■ Objective:
Count lines, not occurrences: give the number of lines holding the word "xlabel", and nothing besides.
[Begin Data lines]
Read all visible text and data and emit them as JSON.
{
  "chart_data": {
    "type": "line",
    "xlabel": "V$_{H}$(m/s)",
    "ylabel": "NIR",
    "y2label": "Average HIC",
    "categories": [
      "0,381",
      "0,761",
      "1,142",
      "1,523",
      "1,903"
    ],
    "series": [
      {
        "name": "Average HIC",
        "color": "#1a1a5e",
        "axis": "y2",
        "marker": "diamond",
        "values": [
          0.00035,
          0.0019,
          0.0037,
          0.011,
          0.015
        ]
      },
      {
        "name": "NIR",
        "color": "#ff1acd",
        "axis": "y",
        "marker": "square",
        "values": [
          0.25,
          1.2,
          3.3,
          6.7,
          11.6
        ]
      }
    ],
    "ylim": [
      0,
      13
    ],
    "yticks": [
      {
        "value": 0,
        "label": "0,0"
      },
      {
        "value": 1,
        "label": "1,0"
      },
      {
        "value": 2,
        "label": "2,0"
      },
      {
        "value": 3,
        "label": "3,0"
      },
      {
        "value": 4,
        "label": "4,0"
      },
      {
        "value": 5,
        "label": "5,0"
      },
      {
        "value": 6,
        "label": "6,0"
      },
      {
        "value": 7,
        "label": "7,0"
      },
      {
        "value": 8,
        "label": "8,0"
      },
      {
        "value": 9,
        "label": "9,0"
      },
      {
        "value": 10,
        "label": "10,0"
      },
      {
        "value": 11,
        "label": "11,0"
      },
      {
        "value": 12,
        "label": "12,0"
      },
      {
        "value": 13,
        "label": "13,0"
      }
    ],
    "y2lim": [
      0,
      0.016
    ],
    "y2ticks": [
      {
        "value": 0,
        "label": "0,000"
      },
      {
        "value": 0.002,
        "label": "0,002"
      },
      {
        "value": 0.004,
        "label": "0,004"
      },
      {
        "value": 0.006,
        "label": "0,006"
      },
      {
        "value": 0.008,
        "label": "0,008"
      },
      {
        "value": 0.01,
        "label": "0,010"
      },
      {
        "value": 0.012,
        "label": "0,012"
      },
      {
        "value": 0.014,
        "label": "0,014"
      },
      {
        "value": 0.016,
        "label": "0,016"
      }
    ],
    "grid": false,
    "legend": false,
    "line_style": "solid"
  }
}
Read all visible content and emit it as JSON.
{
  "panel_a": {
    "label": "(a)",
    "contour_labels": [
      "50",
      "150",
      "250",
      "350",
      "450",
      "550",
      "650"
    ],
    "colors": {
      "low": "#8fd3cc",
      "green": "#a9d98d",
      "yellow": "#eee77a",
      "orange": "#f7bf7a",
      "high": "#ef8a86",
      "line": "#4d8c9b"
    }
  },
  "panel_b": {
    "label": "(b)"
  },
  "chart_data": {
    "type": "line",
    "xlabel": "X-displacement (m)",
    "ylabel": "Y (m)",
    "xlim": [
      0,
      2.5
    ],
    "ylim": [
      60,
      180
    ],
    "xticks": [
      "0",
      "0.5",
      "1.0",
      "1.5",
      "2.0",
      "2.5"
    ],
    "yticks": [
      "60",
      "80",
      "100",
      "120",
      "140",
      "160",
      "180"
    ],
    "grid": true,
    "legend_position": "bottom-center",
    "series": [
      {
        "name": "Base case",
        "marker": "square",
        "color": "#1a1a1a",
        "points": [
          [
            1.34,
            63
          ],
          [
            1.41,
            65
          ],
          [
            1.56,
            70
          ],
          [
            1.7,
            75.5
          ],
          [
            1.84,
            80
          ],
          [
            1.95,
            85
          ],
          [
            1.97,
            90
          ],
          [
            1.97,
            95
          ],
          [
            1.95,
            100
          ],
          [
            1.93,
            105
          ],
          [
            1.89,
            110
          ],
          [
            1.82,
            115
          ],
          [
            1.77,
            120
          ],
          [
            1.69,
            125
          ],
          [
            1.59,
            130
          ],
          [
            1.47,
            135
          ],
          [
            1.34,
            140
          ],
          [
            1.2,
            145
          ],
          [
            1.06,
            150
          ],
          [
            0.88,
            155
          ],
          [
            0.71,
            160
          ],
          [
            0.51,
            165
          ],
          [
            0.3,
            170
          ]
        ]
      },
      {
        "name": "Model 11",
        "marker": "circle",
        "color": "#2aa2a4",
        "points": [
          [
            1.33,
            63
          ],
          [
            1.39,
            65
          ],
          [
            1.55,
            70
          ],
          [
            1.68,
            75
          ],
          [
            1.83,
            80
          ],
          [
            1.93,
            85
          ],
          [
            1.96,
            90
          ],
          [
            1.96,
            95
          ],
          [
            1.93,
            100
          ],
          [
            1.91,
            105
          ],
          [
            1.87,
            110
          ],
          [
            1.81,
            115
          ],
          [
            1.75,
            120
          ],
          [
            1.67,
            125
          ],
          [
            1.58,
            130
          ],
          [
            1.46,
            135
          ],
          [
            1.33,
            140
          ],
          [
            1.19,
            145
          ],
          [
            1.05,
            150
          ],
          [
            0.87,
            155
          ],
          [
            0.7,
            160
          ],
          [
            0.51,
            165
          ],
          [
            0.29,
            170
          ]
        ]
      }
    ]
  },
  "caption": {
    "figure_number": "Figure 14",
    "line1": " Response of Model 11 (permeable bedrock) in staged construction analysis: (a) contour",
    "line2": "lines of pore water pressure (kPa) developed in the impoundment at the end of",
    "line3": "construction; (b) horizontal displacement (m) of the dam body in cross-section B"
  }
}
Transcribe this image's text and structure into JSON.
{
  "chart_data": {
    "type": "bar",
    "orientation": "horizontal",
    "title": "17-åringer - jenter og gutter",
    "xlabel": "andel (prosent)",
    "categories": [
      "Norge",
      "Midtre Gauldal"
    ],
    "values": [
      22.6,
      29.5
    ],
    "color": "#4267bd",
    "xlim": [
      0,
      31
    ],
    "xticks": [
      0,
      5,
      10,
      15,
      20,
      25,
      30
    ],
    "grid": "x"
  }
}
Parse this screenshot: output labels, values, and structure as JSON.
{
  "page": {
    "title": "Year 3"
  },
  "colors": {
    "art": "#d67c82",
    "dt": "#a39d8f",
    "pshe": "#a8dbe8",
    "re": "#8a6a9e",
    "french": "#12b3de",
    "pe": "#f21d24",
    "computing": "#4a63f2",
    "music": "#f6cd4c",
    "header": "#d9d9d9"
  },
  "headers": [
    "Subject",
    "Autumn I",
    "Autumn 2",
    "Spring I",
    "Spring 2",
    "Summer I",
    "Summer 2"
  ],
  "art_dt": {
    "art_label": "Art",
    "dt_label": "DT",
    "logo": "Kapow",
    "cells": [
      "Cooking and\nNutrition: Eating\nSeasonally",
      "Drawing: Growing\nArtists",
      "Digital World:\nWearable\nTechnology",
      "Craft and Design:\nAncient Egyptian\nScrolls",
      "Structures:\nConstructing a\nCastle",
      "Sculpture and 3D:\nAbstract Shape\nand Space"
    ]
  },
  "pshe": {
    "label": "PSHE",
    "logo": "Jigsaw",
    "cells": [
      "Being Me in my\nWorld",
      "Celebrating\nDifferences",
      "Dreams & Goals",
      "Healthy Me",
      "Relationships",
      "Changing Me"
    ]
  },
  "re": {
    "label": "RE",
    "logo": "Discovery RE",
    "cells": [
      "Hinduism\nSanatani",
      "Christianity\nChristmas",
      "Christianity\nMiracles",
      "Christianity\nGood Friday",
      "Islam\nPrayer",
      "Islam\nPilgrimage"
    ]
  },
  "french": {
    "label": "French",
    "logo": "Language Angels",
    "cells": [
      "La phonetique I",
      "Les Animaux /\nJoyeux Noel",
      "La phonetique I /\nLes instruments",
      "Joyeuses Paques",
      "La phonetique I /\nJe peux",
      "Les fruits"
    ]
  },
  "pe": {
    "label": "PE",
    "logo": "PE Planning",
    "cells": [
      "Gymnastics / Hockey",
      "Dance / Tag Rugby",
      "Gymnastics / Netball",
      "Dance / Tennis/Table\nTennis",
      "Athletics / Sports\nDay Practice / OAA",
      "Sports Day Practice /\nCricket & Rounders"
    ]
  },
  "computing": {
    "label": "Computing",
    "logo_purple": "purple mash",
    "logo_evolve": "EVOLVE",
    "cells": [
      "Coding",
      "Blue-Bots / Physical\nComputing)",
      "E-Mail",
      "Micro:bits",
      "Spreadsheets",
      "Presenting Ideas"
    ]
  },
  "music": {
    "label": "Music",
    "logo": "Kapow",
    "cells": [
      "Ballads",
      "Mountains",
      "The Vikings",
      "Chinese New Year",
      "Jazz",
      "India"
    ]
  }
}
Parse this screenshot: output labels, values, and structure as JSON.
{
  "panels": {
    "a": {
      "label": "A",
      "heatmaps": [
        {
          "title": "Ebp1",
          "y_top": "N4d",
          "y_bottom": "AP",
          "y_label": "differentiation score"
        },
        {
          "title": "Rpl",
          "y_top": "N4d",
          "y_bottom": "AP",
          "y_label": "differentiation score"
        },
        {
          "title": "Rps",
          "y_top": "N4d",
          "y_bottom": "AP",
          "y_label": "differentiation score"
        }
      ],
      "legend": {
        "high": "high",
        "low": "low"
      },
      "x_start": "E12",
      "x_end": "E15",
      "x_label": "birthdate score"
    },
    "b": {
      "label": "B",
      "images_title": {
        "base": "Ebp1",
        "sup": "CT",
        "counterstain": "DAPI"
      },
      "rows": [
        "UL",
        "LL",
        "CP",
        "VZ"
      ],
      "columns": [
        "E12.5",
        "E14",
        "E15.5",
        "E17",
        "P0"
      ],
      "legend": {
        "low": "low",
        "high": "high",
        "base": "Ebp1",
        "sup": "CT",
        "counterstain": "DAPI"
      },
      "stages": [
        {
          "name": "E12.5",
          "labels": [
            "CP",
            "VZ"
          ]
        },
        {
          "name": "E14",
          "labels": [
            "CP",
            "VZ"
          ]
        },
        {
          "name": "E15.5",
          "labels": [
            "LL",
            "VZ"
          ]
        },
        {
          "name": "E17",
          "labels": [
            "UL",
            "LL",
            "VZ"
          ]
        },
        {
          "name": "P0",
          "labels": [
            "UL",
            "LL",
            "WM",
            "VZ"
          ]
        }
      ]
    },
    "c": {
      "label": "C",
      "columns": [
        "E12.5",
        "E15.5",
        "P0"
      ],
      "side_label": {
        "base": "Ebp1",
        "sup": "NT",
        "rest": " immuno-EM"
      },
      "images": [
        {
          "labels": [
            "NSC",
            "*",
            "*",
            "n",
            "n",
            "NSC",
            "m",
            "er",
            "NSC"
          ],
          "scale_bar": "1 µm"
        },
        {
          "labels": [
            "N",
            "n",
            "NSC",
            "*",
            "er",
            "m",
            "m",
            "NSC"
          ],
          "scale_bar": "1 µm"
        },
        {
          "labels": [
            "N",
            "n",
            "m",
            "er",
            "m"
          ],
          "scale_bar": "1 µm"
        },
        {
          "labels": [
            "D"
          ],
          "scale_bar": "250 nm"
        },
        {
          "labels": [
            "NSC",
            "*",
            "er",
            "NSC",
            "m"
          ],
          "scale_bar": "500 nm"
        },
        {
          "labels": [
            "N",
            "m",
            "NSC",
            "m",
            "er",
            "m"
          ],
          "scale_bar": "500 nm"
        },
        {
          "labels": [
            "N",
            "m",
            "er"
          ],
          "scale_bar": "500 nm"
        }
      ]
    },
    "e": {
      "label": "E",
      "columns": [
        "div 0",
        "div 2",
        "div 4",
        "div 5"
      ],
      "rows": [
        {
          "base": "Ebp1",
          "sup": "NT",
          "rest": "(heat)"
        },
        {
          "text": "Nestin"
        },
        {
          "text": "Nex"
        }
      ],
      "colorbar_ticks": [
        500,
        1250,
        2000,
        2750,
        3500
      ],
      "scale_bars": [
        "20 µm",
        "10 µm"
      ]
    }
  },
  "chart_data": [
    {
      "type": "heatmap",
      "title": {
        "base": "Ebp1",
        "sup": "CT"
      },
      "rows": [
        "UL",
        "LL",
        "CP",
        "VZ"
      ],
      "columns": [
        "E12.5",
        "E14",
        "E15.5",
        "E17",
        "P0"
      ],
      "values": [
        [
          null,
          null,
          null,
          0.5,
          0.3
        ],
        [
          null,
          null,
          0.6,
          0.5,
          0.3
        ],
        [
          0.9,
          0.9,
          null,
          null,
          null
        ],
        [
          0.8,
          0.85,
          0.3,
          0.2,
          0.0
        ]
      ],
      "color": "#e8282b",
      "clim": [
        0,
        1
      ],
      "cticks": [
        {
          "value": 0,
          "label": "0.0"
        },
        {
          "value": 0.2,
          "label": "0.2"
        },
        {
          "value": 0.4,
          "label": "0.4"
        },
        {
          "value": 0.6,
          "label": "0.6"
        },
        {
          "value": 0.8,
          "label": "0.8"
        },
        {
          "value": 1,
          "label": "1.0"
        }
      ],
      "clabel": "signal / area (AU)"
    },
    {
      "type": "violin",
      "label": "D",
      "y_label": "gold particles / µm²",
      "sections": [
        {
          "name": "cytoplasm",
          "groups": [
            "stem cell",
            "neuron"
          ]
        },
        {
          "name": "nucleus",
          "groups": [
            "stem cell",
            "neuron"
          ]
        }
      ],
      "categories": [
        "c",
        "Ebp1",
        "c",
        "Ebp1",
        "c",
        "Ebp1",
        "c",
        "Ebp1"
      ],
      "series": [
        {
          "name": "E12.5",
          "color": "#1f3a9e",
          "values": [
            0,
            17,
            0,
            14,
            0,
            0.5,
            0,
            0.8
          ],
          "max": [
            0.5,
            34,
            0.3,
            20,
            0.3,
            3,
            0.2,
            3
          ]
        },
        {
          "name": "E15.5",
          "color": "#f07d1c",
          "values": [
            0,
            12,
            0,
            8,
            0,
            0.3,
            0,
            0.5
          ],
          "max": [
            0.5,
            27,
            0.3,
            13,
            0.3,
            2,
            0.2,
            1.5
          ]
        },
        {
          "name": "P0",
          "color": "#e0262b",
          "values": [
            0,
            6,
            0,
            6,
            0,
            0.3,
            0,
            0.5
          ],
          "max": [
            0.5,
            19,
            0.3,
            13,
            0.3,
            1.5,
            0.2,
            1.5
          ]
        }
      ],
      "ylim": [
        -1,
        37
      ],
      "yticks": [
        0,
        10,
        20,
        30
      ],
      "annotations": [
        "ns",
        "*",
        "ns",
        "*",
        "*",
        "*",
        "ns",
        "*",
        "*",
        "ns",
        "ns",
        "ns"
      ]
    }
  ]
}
[End Data lines]
■ Expected answer:
3